Problem description ::
Reproduce the records below exactly as they appear.

--- Start of Provided records ---

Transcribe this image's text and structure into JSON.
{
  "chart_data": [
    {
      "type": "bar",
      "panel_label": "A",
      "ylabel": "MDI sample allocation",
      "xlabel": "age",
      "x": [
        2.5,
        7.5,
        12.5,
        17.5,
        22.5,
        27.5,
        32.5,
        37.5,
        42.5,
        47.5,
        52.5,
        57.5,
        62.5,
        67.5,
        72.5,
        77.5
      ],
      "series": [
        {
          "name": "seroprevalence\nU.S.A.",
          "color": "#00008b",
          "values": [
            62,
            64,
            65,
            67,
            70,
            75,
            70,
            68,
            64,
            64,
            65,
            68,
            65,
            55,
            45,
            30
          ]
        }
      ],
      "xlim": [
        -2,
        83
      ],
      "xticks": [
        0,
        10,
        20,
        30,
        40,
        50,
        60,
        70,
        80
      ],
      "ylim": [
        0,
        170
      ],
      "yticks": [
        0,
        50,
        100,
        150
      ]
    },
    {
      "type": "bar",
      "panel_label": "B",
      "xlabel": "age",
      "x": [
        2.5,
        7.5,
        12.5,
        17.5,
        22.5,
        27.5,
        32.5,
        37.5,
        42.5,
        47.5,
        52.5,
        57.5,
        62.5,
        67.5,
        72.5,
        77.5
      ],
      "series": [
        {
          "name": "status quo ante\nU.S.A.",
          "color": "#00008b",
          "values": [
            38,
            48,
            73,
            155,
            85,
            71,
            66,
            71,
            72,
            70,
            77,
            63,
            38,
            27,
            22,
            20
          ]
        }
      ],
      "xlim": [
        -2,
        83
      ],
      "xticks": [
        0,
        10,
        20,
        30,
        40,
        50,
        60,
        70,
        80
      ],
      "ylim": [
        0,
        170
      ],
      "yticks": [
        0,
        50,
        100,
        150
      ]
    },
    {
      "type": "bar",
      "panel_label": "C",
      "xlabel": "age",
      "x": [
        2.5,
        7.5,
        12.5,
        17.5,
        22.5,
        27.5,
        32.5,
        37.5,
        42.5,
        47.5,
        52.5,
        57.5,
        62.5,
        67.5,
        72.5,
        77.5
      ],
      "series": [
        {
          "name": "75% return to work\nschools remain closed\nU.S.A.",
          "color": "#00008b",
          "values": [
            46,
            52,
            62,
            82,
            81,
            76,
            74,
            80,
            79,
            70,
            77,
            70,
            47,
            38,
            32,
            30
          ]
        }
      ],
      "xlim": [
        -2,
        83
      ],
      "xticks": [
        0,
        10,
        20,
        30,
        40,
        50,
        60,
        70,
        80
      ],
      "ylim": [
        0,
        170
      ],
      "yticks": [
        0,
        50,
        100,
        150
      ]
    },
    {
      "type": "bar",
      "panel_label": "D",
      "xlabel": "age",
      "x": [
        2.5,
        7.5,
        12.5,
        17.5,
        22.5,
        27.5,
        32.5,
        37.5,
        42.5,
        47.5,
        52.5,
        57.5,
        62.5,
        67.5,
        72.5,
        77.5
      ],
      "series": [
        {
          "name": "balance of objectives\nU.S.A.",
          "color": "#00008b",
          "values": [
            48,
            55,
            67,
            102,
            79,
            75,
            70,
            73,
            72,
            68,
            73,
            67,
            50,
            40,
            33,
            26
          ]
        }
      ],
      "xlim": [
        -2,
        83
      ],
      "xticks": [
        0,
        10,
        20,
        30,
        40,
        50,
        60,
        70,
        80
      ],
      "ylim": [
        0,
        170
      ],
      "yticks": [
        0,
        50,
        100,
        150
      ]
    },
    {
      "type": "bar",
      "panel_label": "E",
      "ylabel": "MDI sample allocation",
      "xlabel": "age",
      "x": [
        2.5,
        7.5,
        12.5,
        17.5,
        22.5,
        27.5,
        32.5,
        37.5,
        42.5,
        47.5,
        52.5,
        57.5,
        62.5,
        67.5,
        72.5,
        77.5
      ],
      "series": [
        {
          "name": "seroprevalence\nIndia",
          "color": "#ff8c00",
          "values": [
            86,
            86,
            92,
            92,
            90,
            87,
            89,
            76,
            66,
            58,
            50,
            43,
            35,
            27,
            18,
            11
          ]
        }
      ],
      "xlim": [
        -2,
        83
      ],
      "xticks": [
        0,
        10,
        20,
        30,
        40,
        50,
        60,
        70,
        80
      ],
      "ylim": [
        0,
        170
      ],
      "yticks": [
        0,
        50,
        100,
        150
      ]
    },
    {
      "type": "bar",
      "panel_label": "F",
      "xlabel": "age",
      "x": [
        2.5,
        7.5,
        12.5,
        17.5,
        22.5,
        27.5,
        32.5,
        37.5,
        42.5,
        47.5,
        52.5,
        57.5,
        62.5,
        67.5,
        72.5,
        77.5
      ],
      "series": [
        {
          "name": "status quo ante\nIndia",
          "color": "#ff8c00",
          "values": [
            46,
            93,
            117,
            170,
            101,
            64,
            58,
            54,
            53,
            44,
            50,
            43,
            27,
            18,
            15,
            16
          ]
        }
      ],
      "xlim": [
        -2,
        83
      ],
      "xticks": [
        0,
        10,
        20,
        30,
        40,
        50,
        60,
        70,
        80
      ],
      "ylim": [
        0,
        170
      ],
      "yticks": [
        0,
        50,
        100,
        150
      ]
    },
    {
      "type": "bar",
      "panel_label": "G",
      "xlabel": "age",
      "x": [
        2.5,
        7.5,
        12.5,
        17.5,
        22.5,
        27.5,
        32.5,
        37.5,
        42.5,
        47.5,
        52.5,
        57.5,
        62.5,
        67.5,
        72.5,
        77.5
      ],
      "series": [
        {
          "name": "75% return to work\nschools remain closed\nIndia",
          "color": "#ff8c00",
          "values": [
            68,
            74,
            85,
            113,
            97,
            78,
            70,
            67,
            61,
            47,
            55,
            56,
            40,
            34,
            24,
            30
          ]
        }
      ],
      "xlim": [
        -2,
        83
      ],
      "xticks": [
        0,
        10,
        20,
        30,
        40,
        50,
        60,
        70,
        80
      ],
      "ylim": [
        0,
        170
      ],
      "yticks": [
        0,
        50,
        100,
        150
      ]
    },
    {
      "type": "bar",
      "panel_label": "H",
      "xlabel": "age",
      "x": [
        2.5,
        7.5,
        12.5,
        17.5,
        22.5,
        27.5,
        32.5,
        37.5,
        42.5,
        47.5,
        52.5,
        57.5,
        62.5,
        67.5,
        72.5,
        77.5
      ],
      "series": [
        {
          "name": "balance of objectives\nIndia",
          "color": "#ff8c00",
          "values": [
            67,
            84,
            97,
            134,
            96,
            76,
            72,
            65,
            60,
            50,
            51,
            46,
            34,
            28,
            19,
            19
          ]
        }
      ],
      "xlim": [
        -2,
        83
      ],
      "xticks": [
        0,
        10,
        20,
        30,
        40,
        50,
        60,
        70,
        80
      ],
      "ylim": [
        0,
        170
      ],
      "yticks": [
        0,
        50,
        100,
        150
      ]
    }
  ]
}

--- End of Provided records ---

Expected answer ::
Transcribe this image's text and structure into JSON.
{
  "chart_data": [
    {
      "type": "bar",
      "panel_label": "A",
      "ylabel": "MDI sample allocation",
      "xlabel": "age",
      "x": [
        2.5,
        7.5,
        12.5,
        17.5,
        22.5,
        27.5,
        32.5,
        37.5,
        42.5,
        47.5,
        52.5,
        57.5,
        62.5,
        67.5,
        72.5,
        77.5
      ],
      "series": [
        {
          "name": "seroprevalence\nU.S.A.",
          "color": "#00008b",
          "values": [
            62,
            64,
            65,
            67,
            70,
            75,
            70,
            68,
            64,
            64,
            65,
            68,
            65,
            55,
            45,
            30
          ]
        }
      ],
      "xlim": [
        -2,
        83
      ],
      "xticks": [
        0,
        10,
        20,
        30,
        40,
        50,
        60,
        70,
        80
      ],
      "ylim": [
        0,
        170
      ],
      "yticks": [
        0,
        50,
        100,
        150
      ]
    },
    {
      "type": "bar",
      "panel_label": "B",
      "xlabel": "age",
      "x": [
        2.5,
        7.5,
        12.5,
        17.5,
        22.5,
        27.5,
        32.5,
        37.5,
        42.5,
        47.5,
        52.5,
        57.5,
        62.5,
        67.5,
        72.5,
        77.5
      ],
      "series": [
        {
          "name": "status quo ante\nU.S.A.",
          "color": "#00008b",
          "values": [
            38,
            48,
            73,
            155,
            85,
            71,
            66,
            71,
            72,
            70,
            77,
            63,
            38,
            27,
            22,
            20
          ]
        }
      ],
      "xlim": [
        -2,
        83
      ],
      "xticks": [
        0,
        10,
        20,
        30,
        40,
        50,
        60,
        70,
        80
      ],
      "ylim": [
        0,
        170
      ],
      "yticks": [
        0,
        50,
        100,
        150
      ]
    },
    {
      "type": "bar",
      "panel_label": "C",
      "xlabel": "age",
      "x": [
        2.5,
        7.5,
        12.5,
        17.5,
        22.5,
        27.5,
        32.5,
        37.5,
        42.5,
        47.5,
        52.5,
        57.5,
        62.5,
        67.5,
        72.5,
        77.5
      ],
      "series": [
        {
          "name": "75% return to work\nschools remain closed\nU.S.A.",
          "color": "#00008b",
          "values": [
            46,
            52,
            62,
            82,
            81,
            76,
            74,
            80,
            79,
            70,
            77,
            70,
            47,
            38,
            32,
            30
          ]
        }
      ],
      "xlim": [
        -2,
        83
      ],
      "xticks": [
        0,
        10,
        20,
        30,
        40,
        50,
        60,
        70,
        80
      ],
      "ylim": [
        0,
        170
      ],
      "yticks": [
        0,
        50,
        100,
        150
      ]
    },
    {
      "type": "bar",
      "panel_label": "D",
      "xlabel": "age",
      "x": [
        2.5,
        7.5,
        12.5,
        17.5,
        22.5,
        27.5,
        32.5,
        37.5,
        42.5,
        47.5,
        52.5,
        57.5,
        62.5,
        67.5,
        72.5,
        77.5
      ],
      "series": [
        {
          "name": "balance of objectives\nU.S.A.",
          "color": "#00008b",
          "values": [
            48,
            55,
            67,
            102,
            79,
            75,
            70,
            73,
            72,
            68,
            73,
            67,
            50,
            40,
            33,
            26
          ]
        }
      ],
      "xlim": [
        -2,
        83
      ],
      "xticks": [
        0,
        10,
        20,
        30,
        40,
        50,
        60,
        70,
        80
      ],
      "ylim": [
        0,
        170
      ],
      "yticks": [
        0,
        50,
        100,
        150
      ]
    },
    {
      "type": "bar",
      "panel_label": "E",
      "ylabel": "MDI sample allocation",
      "xlabel": "age",
      "x": [
        2.5,
        7.5,
        12.5,
        17.5,
        22.5,
        27.5,
        32.5,
        37.5,
        42.5,
        47.5,
        52.5,
        57.5,
        62.5,
        67.5,
        72.5,
        77.5
      ],
      "series": [
        {
          "name": "seroprevalence\nIndia",
          "color": "#ff8c00",
          "values": [
            86,
            86,
            92,
            92,
            90,
            87,
            89,
            76,
            66,
            58,
            50,
            43,
            35,
            27,
            18,
            11
          ]
        }
      ],
      "xlim": [
        -2,
        83
      ],
      "xticks": [
        0,
        10,
        20,
        30,
        40,
        50,
        60,
        70,
        80
      ],
      "ylim": [
        0,
        170
      ],
      "yticks": [
        0,
        50,
        100,
        150
      ]
    },
    {
      "type": "bar",
      "panel_label": "F",
      "xlabel": "age",
      "x": [
        2.5,
        7.5,
        12.5,
        17.5,
        22.5,
        27.5,
        32.5,
        37.5,
        42.5,
        47.5,
        52.5,
        57.5,
        62.5,
        67.5,
        72.5,
        77.5
      ],
      "series": [
        {
          "name": "status quo ante\nIndia",
          "color": "#ff8c00",
          "values": [
            46,
            93,
            117,
            170,
            101,
            64,
            58,
            54,
            53,
            44,
            50,
            43,
            27,
            18,
            15,
            16
          ]
        }
      ],
      "xlim": [
        -2,
        83
      ],
      "xticks": [
        0,
        10,
        20,
        30,
        40,
        50,
        60,
        70,
        80
      ],
      "ylim": [
        0,
        170
      ],
      "yticks": [
        0,
        50,
        100,
        150
      ]
    },
    {
      "type": "bar",
      "panel_label": "G",
      "xlabel": "age",
      "x": [
        2.5,
        7.5,
        12.5,
        17.5,
        22.5,
        27.5,
        32.5,
        37.5,
        42.5,
        47.5,
        52.5,
        57.5,
        62.5,
        67.5,
        72.5,
        77.5
      ],
      "series": [
        {
          "name": "75% return to work\nschools remain closed\nIndia",
          "color": "#ff8c00",
          "values": [
            68,
            74,
            85,
            113,
            97,
            78,
            70,
            67,
            61,
            47,
            55,
            56,
            40,
            34,
            24,
            30
          ]
        }
      ],
      "xlim": [
        -2,
        83
      ],
      "xticks": [
        0,
        10,
        20,
        30,
        40,
        50,
        60,
        70,
        80
      ],
      "ylim": [
        0,
        170
      ],
      "yticks": [
        0,
        50,
        100,
        150
      ]
    },
    {
      "type": "bar",
      "panel_label": "H",
      "xlabel": "age",
      "x": [
        2.5,
        7.5,
        12.5,
        17.5,
        22.5,
        27.5,
        32.5,
        37.5,
        42.5,
        47.5,
        52.5,
        57.5,
        62.5,
        67.5,
        72.5,
        77.5
      ],
      "series": [
        {
          "name": "balance of objectives\nIndia",
          "color": "#ff8c00",
          "values": [
            67,
            84,
            97,
            134,
            96,
            76,
            72,
            65,
            60,
            50,
            51,
            46,
            34,
            28,
            19,
            19
          ]
        }
      ],
      "xlim": [
        -2,
        83
      ],
      "xticks": [
        0,
        10,
        20,
        30,
        40,
        50,
        60,
        70,
        80
      ],
      "ylim": [
        0,
        170
      ],
      "yticks": [
        0,
        50,
        100,
        150
      ]
    }
  ]
}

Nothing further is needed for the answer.